**TEKS BACAAN**.
++++

Sejak berkembanganya teknologi informasi
yang ditandai perkembangan perangkat-perangkat pengolah informasi
seperti komputer, maka sistem jaringan komunikasi menjadi semacam
infrastruktur bagi teknologi informasi. Hubungan bisnis melalui
komunikasi konvensional via telepon misalnya, dirasakan sudah tidak lagi
memenuhi kebutuhan dalam dunia perdagangan global. Internet banyak
digunakan. Bahkan tidak hanya informasi-informasi yang sifatnya
ekonomis, informasi sebagai entertainment juga menjadi bagian jaringan
komunikasi yang global ini.
Konvergensi antara telekomunikasi dan
informatika kemudian menghasilkan sebuah media baru yang oleh
penggunanya disebut-sebut sebagai cyberspace, suatu dunia maya yang
bergerak tanpa batas. Semua informasi yang merupakan hasil ekspresi
pikiran dan gagasan manusia tertuang di dalamnya. Seolah setiap orang
dapat menuangkan dengan bebas setiap ide dan gagasannya yang merupakan
manifestasi dari prinsip kebebasan mengemukakan pendapat.
Istilah cyberspace sendiri mulai popular
dalam sebuah novel science fiction karya William Gibson, Neuromancer.
Cyberspace itu menggambarkan suatu halusinasi adanya alam lain saat
bertemunya teknologi telekomunikasi dan informasi. Keberadaan alam lain
yang global ini seolah memberi kesempatan kepada penggunanya untuk
mengekspresikan kebebasan yang sebebas-bebasnya atas dasar kebebasan
mengemukakan pendapat. Mereka cenderung tidak mengindahkan norma-norma
yang berlaku sehari-hari di masyarakat.
Benarkah cyberspace adalah dunia maya
yang tanpa batas? Sepertinya agak sulit menerima kebenaran yang
demikian. Menurut Edmon Makarim SH, SKom., dalam bukunya Kompilasi Hukum
Telematika, dikemukakan bahwa substansi dari cyberspace sebenarnya
adalah keberadaan informasi dan komunikasi itu sendiri yang dilakukan
secara elektronik dalam bentuk visualisasi tatap muka yang interaktif.
Kemudian, virtual communication ini disadari merupakan virtual reality
yang sering disalahartikan sebagai alam maya, padahal keberadaan dari
sistem elektronik itu sendiri adalah konkret karena bentuk komunikasi
virtual tersebut sebenarnya dilakukan dengan cara representasi informasi
digital (0 dan 1) yang bersifat diskrit.

++++

Daftar kotak elemen gambar
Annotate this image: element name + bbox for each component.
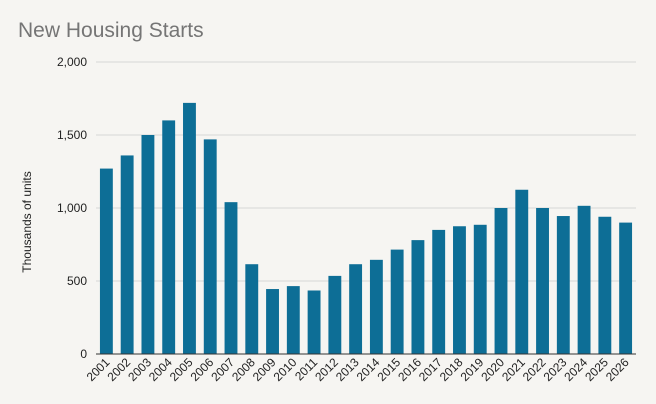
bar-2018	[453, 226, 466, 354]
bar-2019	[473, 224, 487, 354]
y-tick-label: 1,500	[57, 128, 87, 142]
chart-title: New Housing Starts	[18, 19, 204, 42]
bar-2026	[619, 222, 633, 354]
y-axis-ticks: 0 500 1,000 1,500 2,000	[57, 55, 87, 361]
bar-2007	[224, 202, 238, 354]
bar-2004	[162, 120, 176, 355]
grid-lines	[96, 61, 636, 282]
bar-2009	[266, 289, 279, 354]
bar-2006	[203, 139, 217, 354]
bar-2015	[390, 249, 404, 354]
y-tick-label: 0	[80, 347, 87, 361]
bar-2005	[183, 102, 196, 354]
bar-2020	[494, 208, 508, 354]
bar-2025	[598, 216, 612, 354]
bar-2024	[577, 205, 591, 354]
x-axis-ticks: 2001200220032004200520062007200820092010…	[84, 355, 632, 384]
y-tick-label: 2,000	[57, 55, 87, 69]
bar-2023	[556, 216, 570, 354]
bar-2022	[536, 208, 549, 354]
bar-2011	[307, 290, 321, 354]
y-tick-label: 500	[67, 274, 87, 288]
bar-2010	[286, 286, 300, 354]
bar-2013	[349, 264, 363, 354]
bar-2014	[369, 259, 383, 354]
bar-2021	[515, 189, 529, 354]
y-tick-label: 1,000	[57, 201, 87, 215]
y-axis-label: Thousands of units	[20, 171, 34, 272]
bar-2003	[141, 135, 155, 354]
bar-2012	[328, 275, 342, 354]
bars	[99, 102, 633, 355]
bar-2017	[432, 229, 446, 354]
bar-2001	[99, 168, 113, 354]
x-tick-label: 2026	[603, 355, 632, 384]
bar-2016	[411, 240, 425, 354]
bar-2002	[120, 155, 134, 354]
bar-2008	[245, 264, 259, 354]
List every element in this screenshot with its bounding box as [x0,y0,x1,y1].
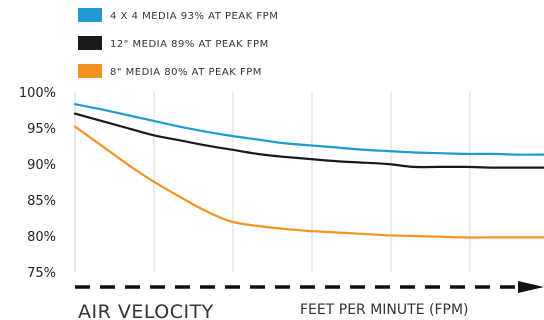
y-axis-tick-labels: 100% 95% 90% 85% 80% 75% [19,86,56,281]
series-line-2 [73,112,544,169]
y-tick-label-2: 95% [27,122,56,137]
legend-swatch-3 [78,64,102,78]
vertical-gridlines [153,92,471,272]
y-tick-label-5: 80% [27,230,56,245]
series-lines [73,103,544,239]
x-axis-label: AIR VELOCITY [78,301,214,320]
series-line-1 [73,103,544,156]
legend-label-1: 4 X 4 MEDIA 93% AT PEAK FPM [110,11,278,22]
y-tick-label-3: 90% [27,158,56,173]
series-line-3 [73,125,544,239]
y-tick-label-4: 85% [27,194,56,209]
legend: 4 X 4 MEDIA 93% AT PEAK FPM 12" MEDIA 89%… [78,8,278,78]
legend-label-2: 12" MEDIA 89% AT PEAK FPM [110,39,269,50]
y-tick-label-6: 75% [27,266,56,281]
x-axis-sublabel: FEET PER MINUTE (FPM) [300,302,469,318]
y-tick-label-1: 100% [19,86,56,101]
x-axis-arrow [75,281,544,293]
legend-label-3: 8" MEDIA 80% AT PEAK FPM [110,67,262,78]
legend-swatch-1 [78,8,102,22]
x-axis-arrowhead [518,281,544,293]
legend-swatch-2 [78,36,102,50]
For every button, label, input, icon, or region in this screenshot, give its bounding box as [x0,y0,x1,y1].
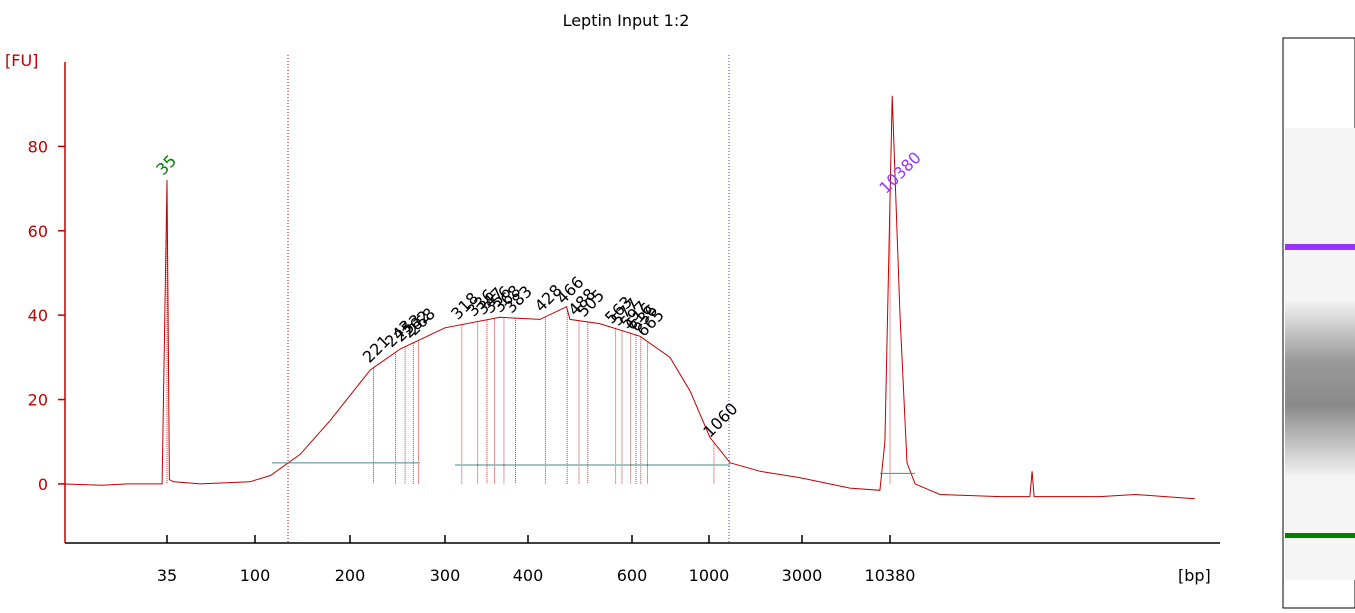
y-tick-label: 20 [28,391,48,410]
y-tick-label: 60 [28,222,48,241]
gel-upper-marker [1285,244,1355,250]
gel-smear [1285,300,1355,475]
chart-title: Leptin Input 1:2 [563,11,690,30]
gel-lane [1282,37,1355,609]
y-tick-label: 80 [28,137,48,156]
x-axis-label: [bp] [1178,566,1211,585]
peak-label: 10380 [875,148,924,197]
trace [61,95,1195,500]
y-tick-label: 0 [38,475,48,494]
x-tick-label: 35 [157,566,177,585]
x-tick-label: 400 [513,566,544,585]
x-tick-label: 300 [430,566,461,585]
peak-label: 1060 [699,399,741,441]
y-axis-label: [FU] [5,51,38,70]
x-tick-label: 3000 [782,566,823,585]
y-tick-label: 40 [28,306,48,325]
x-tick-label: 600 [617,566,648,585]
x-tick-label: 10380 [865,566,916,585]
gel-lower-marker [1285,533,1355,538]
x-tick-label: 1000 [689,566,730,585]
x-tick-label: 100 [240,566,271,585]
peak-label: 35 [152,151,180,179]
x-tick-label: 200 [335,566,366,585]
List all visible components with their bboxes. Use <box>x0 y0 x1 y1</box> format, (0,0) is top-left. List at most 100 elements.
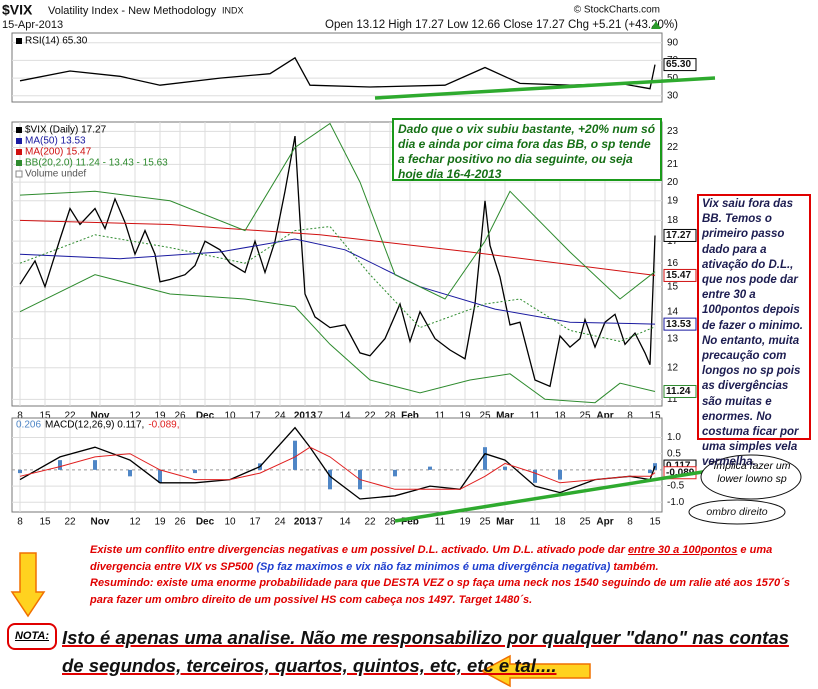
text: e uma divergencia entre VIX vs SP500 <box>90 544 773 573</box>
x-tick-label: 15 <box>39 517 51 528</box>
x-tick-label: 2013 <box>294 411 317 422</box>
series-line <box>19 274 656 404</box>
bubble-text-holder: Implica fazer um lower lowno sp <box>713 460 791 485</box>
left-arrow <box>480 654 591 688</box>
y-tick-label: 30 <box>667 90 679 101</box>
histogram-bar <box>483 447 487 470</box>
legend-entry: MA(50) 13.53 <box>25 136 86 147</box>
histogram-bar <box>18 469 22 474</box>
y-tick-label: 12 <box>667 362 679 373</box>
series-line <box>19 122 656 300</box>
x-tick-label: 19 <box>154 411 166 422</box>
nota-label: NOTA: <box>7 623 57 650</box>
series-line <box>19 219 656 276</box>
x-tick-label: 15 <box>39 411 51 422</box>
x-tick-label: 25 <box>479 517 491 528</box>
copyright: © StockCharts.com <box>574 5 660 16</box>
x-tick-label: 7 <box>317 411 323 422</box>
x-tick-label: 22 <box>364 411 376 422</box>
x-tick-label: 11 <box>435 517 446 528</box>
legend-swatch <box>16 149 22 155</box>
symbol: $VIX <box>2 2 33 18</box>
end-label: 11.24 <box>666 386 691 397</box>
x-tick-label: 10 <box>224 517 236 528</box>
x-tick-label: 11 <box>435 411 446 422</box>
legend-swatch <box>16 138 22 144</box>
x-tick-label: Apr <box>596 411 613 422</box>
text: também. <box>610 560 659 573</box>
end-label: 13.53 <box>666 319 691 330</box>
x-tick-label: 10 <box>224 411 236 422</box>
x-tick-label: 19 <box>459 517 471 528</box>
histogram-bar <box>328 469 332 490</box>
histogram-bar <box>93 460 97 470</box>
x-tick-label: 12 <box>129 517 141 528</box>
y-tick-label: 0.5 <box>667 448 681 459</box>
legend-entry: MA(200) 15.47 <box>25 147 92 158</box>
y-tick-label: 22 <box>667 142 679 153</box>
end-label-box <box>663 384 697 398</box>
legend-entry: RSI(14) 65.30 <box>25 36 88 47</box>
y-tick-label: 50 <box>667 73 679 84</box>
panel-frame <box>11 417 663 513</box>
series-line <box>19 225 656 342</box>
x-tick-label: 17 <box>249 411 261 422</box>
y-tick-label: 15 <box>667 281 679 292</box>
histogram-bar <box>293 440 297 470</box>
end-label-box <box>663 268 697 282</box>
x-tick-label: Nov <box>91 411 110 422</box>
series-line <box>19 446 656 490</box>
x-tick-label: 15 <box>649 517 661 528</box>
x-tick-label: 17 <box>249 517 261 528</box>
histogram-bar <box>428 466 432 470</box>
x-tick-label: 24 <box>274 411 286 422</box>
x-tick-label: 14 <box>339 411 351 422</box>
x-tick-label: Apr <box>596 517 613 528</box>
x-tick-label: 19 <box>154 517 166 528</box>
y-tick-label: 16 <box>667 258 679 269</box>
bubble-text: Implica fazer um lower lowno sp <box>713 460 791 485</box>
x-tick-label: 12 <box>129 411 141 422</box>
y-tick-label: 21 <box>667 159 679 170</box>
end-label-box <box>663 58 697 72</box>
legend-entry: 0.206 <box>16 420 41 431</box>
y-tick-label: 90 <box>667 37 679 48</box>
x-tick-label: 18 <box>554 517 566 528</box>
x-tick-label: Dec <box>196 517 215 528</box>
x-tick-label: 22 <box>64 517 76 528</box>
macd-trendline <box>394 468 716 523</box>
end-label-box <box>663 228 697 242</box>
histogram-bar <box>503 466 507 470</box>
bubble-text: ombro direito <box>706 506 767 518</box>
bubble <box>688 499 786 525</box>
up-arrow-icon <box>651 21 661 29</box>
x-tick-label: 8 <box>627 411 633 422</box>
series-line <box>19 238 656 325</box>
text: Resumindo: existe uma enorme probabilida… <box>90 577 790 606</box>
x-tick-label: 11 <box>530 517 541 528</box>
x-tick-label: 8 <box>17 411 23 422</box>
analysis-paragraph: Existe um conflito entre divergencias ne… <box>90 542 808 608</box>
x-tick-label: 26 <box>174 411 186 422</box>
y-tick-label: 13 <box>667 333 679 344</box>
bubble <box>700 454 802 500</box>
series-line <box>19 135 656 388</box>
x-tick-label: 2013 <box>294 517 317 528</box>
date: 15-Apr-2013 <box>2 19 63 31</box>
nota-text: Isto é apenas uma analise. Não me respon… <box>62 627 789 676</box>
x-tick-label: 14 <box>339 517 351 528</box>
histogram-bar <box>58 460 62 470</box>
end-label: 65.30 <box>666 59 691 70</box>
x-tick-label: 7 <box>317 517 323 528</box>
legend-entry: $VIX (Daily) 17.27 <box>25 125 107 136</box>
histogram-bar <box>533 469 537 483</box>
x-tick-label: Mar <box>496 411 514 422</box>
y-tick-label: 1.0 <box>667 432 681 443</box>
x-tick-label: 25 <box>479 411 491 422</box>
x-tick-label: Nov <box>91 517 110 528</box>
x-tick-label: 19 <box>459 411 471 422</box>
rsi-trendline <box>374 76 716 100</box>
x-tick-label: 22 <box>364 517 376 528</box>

++++

**PETUNJUK TUGAS**.
a) Tuliskan kembali tanpa perubahan bagian teks tentang cyberspace di antara "Istilah cyberspace sendiri" dan "muka yang interaktif.", termasuk kedua batas tersebut.
b) Temukan dan salin setiap baris dalam daftar yang memuat kata "this", dengan memperhatikan perbedaan huruf besar dan kecil.

**JAWABAN LATIHAN**.
a)
Istilah cyberspace sendiri mulai popular
dalam sebuah novel science fiction karya William Gibson, Neuromancer.
Cyberspace itu menggambarkan suatu halusinasi adanya alam lain saat
bertemunya teknologi telekomunikasi dan informasi. Keberadaan alam lain
yang global ini seolah memberi kesempatan kepada penggunanya untuk
mengekspresikan kebebasan yang sebebas-bebasnya atas dasar kebebasan
mengemukakan pendapat. Mereka cenderung tidak mengindahkan norma-norma
yang berlaku sehari-hari di masyarakat.
Benarkah cyberspace adalah dunia maya
yang tanpa batas? Sepertinya agak sulit menerima kebenaran yang
demikian. Menurut Edmon Makarim SH, SKom., dalam bukunya Kompilasi Hukum
Telematika, dikemukakan bahwa substansi dari cyberspace sebenarnya
adalah keberadaan informasi dan komunikasi itu sendiri yang dilakukan
secara elektronik dalam bentuk visualisasi tatap muka yang interaktif.

b)
Annotate this image: element name + bbox for each component.
List every element in this screenshot with its bounding box as [x0,y0,x1,y1].
For every button, label, input, icon, or region in this screenshot, give its bounding box as [x0,y0,x1,y1].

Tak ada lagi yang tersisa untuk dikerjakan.